### WORKING DATA:
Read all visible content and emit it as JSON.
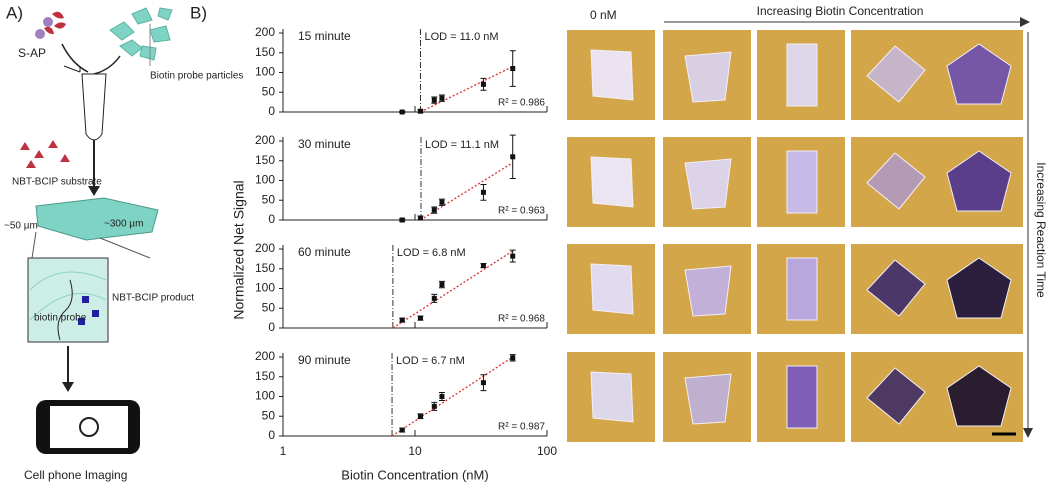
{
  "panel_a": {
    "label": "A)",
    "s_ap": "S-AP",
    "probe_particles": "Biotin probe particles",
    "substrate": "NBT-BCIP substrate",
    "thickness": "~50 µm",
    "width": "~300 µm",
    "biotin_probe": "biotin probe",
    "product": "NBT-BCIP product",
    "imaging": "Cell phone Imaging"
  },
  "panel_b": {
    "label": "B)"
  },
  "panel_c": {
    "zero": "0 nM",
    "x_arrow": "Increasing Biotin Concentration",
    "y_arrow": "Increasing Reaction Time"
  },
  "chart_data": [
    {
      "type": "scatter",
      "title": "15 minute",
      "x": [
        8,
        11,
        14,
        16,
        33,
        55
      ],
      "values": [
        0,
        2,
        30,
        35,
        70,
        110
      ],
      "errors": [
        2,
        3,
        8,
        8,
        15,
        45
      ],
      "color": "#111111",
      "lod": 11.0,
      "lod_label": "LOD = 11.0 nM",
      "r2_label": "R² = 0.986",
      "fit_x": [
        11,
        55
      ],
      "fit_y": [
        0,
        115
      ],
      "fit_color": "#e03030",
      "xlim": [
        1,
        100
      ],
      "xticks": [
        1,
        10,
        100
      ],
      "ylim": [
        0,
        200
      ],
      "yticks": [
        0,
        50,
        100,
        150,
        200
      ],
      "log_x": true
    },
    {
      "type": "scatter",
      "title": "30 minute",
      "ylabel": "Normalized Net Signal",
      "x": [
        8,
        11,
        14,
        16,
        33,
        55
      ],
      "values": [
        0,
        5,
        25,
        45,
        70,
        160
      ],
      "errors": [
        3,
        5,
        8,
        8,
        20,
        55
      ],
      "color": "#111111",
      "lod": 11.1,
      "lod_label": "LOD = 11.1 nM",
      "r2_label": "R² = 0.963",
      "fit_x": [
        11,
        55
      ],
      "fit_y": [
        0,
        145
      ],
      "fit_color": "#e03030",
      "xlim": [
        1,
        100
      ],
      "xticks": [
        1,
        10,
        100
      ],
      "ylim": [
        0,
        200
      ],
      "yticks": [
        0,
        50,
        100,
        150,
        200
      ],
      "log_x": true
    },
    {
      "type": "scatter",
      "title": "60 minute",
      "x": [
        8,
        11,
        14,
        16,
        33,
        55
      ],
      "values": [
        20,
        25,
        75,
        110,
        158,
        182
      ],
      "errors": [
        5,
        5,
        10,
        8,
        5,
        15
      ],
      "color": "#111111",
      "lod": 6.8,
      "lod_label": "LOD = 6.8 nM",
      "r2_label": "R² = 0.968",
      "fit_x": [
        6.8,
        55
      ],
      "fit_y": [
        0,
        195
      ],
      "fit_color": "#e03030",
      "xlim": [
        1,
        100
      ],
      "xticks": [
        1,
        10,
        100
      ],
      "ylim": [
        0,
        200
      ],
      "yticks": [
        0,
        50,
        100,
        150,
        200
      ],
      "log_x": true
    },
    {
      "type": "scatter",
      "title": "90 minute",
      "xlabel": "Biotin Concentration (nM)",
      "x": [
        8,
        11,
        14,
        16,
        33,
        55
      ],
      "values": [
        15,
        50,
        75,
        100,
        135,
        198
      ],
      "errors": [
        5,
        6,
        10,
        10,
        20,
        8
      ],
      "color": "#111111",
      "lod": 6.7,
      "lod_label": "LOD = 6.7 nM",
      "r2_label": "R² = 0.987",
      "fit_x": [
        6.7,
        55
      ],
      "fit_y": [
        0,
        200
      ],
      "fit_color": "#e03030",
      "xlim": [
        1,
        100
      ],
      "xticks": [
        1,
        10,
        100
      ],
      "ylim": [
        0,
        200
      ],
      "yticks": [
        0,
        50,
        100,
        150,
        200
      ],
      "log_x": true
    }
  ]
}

### WHAT IS REQUIRED:
Find the lines above that contain the word "Increasing" and collect them.

### EXPECTED ANSWER:
    "x_arrow": "Increasing Biotin Concentration",
    "y_arrow": "Increasing Reaction Time"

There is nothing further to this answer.